- [TEXT EXTRACT]
** BEGIN **

Name Type Description Default
pred ndarray

Predicted patches, shape (n, h, w, c).

required
pred_std ndarray

Std computed over the predicted patches, shape (n, h, w, c).

required
target ndarray

Target GT image, shape (n, h, w, c).

required
Source code in src/careamics/lvae_training/calibration.py
def compute_stats(
    self, pred: np.ndarray, pred_std: np.ndarray, target: np.ndarray
) -> dict[int, dict[str, Union[np.ndarray, list]]]:
    """
    It computes the bin-wise RMSE and RMV for each channel of the predicted image.

    Recall that:
        - RMSE = np.sqrt((pred - target)**2 / num_pixels)
        - RMV = np.sqrt(np.mean(pred_std**2))

    ALGORITHM
    - For each channel:
        - Given the bin boundaries, assign pixels of `std_ch` array to a specific bin index.
        - For each bin index:
            - Compute the RMSE, RMV, and number of pixels for that bin.

    NOTE: each channel of the predicted image/logvar has its own stats.

    Parameters
    ----------
    pred: np.ndarray
        Predicted patches, shape (n, h, w, c).
    pred_std: np.ndarray
        Std computed over the predicted patches, shape (n, h, w, c).
    target: np.ndarray
        Target GT image, shape (n, h, w, c).
    """
    self._bin_boundaries = {}
    stats_dict = {}
    for ch_idx in range(pred.shape[-1]):
        stats_dict[ch_idx] = {
            "bin_count": [],
            "rmv": [],
            "rmse": [],
            "bin_boundaries": None,
            "bin_matrix": [],
            "rmse_err": [],
        }
        pred_ch = pred[..., ch_idx]
        std_ch = pred_std[..., ch_idx]
        target_ch = target[..., ch_idx]
        boundaries = self.compute_bin_boundaries(std_ch)
        stats_dict[ch_idx]["bin_boundaries"] = boundaries
        bin_matrix = np.digitize(std_ch.reshape(-1), boundaries)
        bin_matrix = bin_matrix.reshape(std_ch.shape)
        stats_dict[ch_idx]["bin_matrix"] = bin_matrix
        error = (pred_ch - target_ch) ** 2
        for bin_idx in range(1, 1 + self._bins):
            bin_mask = bin_matrix == bin_idx
            bin_error = error[bin_mask]
            bin_size = np.sum(bin_mask)
            bin_error = (
                np.sqrt(np.sum(bin_error) / bin_size) if bin_size > 0 else None
            )
            stderr = (
                np.std(error[bin_mask]) / np.sqrt(bin_size)
                if bin_size > 0
                else None
            )
            rmse_stderr = np.sqrt(stderr) if stderr is not None else None

            bin_var = np.mean(std_ch[bin_mask] ** 2)

** END **

- [PROBLEM TO SOLVE] Repeat the calibration code starting with "- RMV = np.sqrt(np.mean(pred_std**2))" and going on through "for that bin.", switching "bin index" to "bucket index".

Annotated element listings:

** BEGIN **

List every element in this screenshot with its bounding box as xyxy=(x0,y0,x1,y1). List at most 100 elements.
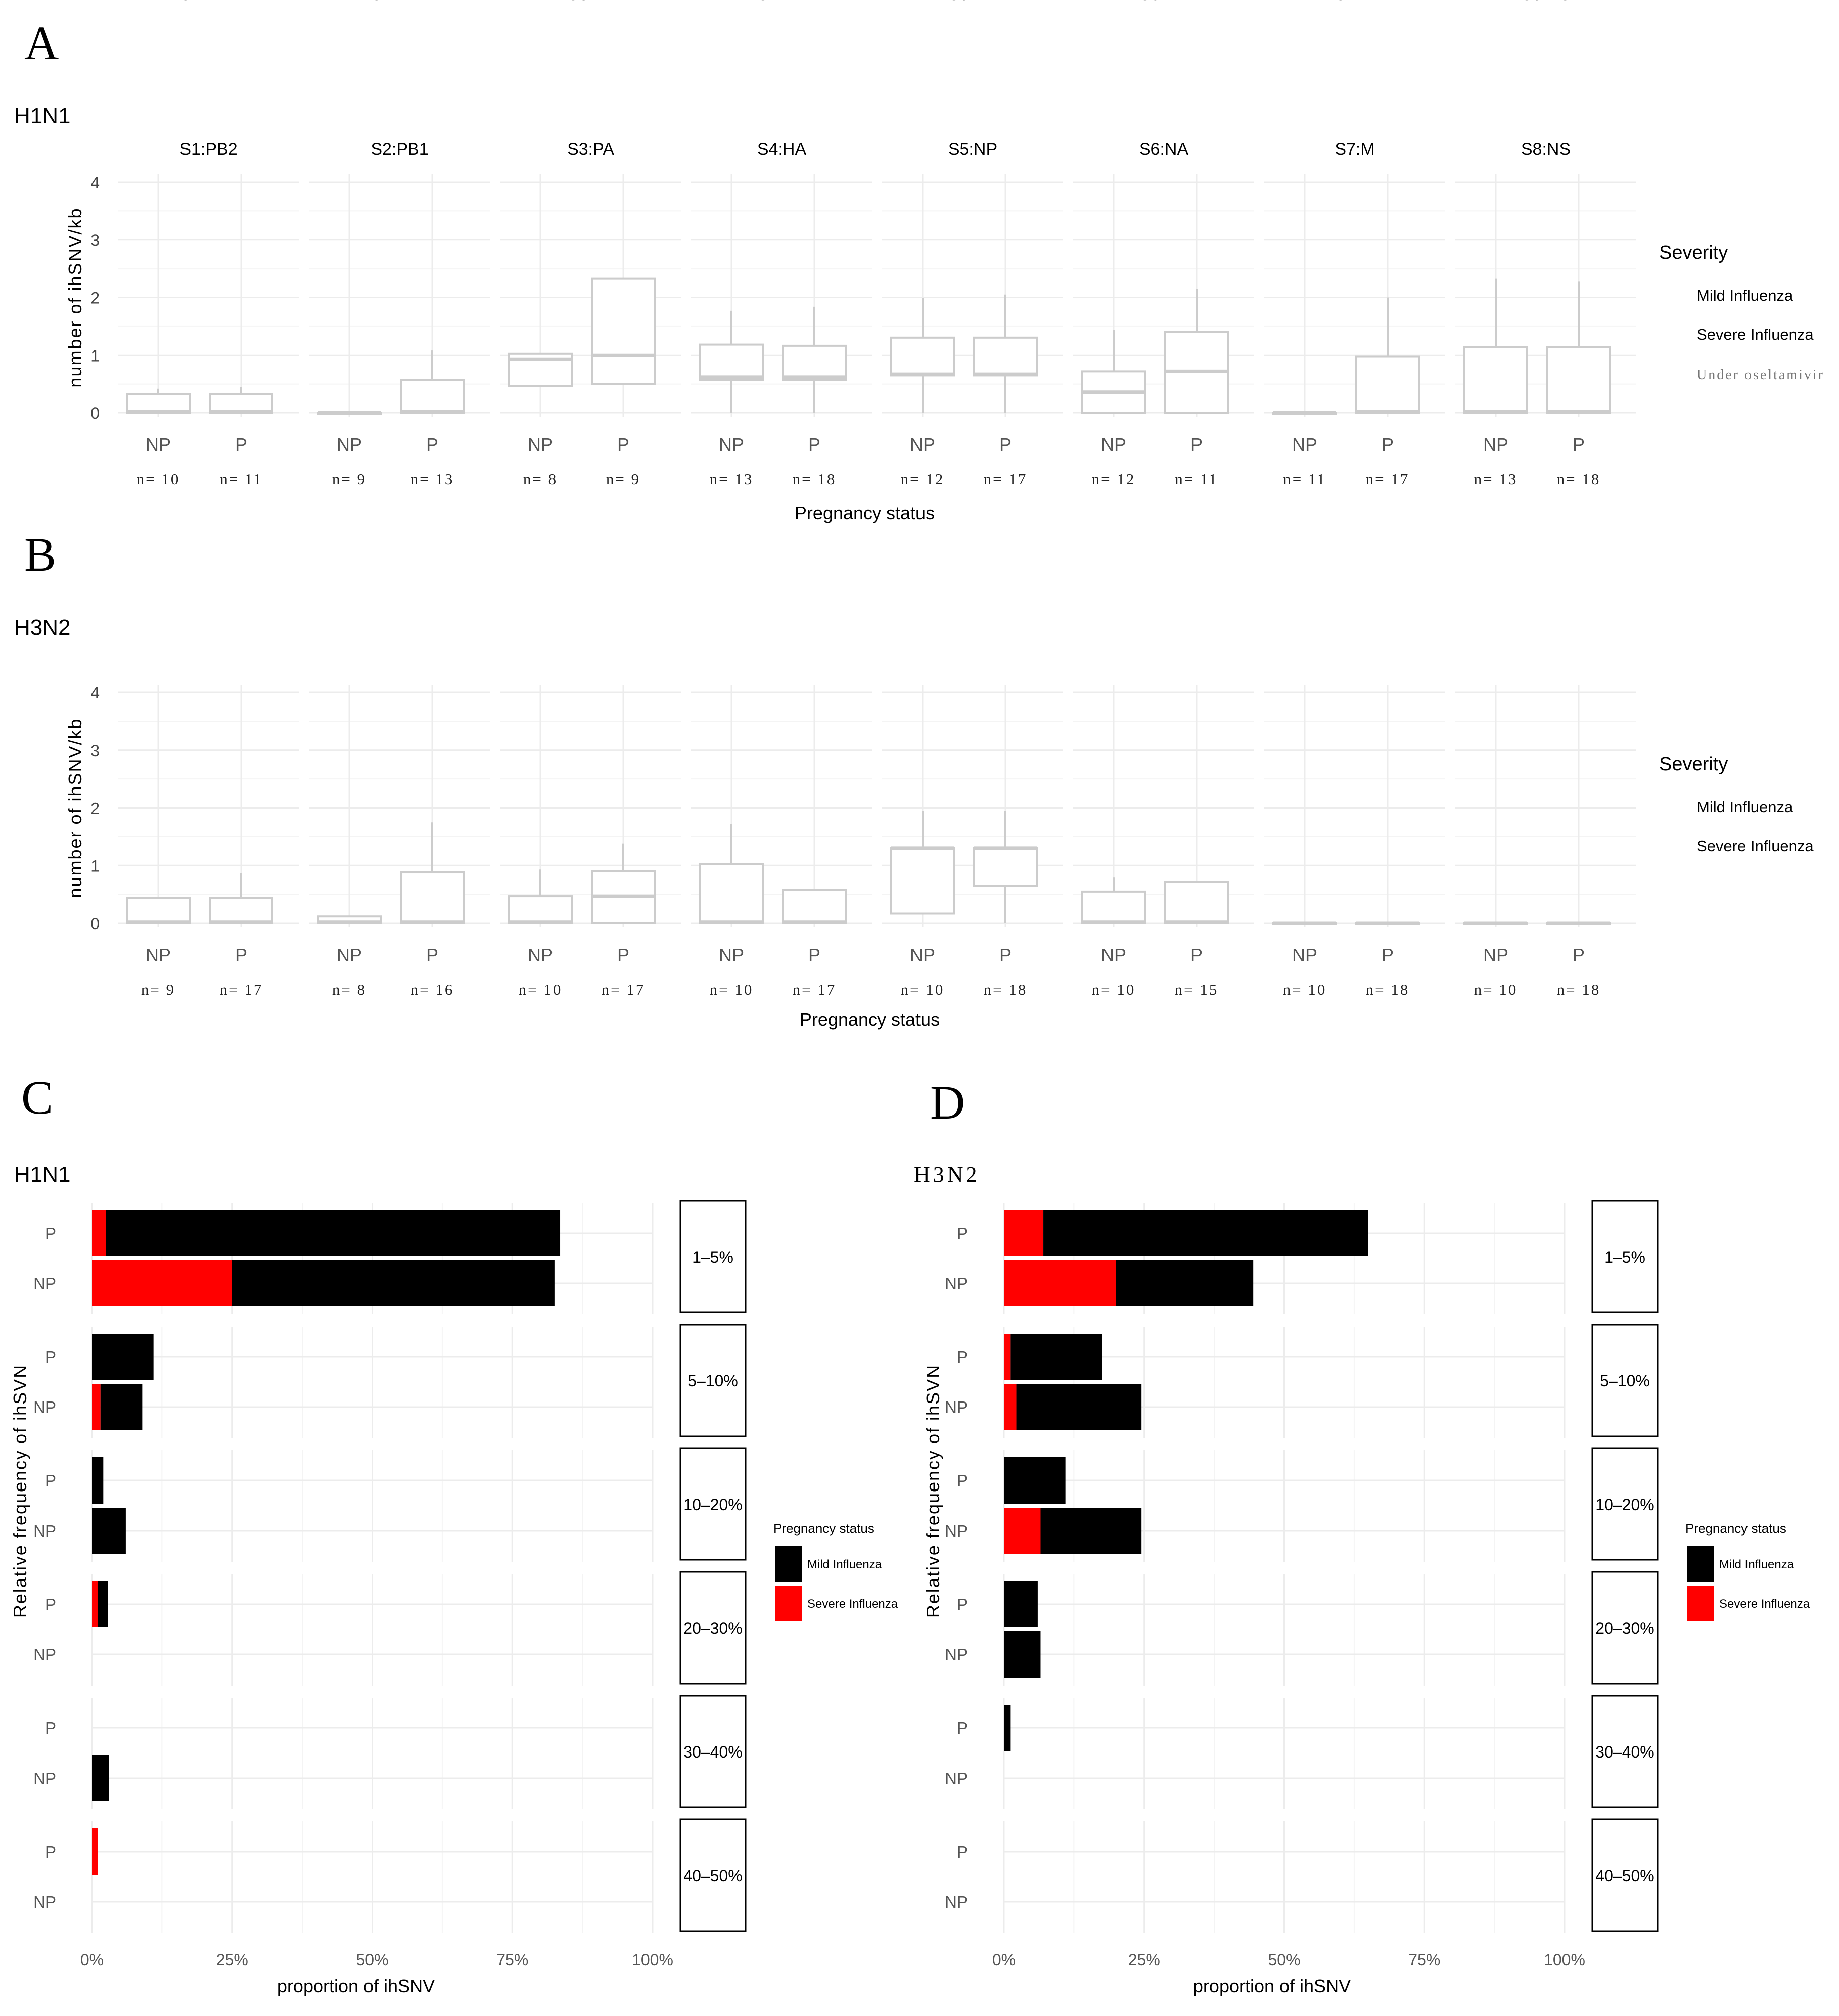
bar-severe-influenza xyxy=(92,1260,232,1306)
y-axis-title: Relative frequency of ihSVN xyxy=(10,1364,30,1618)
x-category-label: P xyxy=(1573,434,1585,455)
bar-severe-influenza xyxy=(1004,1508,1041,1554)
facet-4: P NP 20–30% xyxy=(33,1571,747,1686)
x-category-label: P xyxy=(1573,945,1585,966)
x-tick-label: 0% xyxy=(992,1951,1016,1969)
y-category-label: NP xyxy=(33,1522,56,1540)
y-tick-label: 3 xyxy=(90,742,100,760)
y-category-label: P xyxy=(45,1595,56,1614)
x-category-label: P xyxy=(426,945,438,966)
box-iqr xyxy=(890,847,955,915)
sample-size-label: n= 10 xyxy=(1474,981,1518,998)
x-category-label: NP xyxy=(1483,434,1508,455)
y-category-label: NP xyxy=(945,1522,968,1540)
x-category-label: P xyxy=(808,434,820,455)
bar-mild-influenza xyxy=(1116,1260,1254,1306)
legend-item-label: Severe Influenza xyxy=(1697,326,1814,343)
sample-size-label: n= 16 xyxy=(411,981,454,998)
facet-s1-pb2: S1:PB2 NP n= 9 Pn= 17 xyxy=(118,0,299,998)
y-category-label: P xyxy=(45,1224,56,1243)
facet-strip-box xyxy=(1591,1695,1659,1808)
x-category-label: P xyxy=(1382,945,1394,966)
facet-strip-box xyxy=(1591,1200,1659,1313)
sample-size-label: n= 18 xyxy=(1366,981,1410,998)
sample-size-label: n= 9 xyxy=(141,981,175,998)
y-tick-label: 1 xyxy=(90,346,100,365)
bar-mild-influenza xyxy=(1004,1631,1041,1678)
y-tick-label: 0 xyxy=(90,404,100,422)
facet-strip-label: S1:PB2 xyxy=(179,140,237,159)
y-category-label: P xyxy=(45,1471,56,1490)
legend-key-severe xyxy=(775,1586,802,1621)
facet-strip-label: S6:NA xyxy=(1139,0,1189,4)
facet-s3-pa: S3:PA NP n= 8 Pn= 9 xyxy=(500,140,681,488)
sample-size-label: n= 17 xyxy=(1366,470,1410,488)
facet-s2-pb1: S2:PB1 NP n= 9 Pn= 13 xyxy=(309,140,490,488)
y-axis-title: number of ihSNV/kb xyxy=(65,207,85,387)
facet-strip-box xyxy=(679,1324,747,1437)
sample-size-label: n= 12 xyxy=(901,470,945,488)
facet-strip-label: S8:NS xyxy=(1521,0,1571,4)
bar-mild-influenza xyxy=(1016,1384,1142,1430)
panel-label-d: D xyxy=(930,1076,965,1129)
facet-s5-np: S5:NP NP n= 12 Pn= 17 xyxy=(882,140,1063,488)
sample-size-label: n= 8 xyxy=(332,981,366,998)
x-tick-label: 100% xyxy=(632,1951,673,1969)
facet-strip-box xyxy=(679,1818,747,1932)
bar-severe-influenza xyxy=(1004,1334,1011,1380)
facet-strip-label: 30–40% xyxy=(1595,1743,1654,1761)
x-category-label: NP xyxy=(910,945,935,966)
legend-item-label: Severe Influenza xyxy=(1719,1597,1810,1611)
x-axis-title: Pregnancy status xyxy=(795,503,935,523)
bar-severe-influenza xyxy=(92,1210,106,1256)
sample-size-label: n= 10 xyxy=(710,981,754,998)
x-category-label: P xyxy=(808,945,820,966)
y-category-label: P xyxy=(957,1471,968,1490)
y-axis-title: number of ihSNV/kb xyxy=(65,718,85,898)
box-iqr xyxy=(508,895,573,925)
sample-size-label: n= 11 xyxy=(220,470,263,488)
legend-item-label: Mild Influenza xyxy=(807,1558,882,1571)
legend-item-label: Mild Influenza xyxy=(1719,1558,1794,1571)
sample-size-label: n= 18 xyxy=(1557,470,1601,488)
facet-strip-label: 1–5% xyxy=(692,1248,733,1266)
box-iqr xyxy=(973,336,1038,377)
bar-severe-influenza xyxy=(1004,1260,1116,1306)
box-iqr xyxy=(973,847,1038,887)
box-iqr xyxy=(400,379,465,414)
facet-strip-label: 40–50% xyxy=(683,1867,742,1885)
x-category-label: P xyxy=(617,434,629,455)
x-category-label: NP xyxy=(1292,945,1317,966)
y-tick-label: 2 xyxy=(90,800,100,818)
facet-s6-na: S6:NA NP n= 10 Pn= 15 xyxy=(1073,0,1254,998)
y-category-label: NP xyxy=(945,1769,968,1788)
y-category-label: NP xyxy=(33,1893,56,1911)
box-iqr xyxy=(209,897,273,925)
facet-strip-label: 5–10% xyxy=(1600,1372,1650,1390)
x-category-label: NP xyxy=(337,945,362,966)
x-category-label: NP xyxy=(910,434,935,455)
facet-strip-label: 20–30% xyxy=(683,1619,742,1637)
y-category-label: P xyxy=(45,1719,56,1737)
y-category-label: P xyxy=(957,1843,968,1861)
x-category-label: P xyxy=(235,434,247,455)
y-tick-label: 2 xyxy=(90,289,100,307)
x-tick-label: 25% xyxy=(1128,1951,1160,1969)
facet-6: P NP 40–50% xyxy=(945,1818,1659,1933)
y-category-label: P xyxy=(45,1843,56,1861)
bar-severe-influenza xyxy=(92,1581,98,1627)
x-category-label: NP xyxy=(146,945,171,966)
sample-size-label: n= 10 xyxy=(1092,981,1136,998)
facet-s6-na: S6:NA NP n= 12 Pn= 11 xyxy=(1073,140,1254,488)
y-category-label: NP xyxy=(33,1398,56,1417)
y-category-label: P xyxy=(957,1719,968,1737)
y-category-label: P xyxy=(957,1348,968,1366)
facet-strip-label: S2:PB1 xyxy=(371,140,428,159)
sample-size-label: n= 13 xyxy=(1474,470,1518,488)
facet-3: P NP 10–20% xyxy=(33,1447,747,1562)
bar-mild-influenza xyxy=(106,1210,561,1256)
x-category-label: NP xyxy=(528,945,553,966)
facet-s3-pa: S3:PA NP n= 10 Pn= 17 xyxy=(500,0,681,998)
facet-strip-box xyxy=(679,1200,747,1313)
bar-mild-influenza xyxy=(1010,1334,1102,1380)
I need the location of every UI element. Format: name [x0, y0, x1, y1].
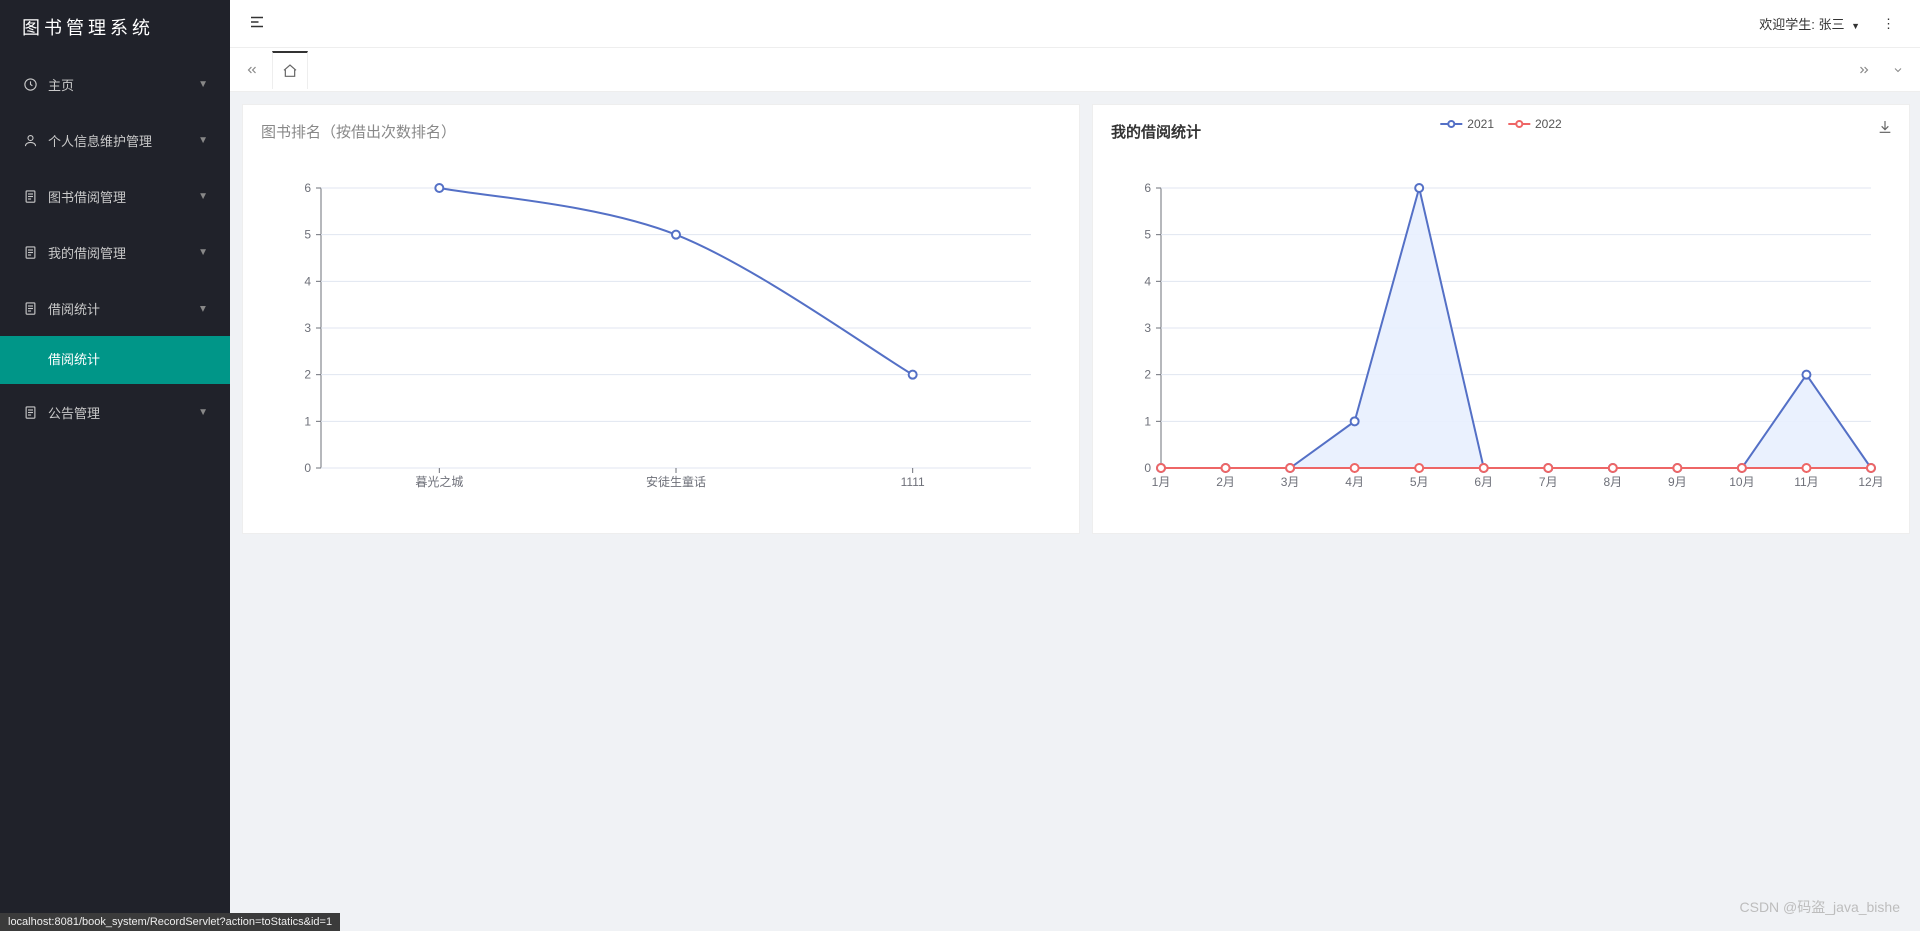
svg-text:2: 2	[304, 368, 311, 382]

** END **

- [RESULT]
- RMV = np.sqrt(np.mean(pred_std**2))

    ALGORITHM
    - For each channel:
        - Given the bin boundaries, assign pixels of `std_ch` array to a specific bucket index.
        - For each bucket index:
            - Compute the RMSE, RMV, and number of pixels for that bin.